[Some records]
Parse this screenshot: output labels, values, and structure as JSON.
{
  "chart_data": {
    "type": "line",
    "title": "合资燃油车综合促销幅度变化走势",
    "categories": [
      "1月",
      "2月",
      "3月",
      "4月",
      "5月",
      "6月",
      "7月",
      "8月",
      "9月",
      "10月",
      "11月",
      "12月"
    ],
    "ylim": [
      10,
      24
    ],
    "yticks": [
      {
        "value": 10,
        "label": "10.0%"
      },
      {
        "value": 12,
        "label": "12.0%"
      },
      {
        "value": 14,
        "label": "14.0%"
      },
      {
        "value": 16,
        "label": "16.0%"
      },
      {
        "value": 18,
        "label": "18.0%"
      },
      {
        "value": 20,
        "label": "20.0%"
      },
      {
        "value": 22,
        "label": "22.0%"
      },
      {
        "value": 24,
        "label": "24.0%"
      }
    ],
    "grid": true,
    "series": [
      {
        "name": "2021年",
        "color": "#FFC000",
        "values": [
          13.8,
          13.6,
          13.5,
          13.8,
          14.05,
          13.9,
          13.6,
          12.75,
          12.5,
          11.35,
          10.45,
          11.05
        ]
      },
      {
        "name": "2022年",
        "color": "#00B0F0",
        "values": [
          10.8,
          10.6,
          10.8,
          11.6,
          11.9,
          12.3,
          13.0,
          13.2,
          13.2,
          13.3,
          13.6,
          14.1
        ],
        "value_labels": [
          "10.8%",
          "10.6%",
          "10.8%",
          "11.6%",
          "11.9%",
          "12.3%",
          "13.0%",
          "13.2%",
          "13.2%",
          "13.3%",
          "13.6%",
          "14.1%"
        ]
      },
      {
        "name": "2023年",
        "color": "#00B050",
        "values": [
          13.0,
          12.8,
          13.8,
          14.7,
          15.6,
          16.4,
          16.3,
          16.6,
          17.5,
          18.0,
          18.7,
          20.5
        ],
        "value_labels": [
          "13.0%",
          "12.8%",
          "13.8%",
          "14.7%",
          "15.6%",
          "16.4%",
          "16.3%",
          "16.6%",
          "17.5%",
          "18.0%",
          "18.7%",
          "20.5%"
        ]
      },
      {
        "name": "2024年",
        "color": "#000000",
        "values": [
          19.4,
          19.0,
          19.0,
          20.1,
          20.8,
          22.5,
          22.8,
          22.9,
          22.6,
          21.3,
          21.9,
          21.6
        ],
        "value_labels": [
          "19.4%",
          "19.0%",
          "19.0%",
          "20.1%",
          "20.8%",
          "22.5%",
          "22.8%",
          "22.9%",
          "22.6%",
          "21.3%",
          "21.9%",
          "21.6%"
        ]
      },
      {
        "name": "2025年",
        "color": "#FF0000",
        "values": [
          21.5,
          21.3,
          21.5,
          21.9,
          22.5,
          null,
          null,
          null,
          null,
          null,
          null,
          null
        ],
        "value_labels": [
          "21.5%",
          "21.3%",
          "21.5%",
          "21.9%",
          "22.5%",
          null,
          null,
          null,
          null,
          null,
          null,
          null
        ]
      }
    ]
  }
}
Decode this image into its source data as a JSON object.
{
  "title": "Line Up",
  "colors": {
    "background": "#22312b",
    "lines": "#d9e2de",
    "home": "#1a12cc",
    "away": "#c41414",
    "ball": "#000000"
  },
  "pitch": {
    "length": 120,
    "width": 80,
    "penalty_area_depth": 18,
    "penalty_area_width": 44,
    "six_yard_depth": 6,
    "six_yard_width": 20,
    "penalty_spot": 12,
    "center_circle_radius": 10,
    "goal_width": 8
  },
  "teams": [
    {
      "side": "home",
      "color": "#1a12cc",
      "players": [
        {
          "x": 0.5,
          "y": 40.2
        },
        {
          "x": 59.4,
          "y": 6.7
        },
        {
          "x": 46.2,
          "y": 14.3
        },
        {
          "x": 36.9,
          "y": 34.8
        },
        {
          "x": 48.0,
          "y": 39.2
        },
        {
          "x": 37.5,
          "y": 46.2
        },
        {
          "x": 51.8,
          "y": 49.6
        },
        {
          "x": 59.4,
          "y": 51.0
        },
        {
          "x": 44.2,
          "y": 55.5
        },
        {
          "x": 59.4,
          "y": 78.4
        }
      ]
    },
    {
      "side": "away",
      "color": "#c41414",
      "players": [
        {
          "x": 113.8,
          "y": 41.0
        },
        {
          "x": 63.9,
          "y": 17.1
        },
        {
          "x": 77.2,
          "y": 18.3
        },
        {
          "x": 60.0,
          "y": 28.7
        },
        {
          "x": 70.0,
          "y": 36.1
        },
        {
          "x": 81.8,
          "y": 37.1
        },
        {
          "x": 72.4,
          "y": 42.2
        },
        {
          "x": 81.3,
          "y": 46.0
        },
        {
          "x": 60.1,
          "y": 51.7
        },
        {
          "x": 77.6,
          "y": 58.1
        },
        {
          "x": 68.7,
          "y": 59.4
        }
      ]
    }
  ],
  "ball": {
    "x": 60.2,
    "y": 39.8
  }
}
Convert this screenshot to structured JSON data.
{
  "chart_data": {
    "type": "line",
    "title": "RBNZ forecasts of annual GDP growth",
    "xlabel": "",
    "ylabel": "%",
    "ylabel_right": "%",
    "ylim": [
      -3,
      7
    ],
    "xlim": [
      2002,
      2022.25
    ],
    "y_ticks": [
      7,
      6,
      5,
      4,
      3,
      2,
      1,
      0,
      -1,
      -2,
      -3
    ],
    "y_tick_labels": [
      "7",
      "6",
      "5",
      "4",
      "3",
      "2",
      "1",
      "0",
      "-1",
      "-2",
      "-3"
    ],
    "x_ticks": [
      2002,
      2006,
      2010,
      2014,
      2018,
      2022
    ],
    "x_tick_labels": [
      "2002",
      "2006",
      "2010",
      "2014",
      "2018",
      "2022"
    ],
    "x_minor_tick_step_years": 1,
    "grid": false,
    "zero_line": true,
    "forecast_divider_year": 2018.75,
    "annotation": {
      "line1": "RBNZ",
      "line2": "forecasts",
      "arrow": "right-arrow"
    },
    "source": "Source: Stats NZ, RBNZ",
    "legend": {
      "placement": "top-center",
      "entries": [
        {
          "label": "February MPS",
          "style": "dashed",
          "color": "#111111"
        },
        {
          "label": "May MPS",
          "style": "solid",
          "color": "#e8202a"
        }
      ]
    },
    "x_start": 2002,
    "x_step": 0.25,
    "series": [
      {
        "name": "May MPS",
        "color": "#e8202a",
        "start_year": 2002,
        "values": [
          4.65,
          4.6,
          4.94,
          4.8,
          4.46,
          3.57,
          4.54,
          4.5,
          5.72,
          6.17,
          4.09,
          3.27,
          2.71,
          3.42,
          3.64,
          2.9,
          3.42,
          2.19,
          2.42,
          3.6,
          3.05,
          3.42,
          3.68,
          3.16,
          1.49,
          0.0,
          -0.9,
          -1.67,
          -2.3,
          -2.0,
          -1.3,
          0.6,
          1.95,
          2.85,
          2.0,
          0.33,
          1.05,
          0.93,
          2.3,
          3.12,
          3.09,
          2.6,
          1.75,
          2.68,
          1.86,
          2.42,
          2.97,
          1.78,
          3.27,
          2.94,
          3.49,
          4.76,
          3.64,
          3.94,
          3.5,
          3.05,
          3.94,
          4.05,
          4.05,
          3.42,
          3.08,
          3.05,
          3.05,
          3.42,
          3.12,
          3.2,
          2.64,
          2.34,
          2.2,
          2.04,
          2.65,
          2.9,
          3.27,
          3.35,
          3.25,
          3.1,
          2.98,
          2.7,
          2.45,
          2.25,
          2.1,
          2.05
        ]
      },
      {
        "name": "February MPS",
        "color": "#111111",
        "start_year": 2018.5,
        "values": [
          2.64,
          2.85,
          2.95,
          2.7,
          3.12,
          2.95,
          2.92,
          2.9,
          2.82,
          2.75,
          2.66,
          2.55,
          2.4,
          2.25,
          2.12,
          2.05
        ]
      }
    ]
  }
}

**GIVEN INSTRUCTION:** Locate the word "source" in the records above, and return each line that has it.

**EXERCISE SOLUTION:**
Decode this image into its source data as a JSON object.
    "source": "Source: Stats NZ, RBNZ",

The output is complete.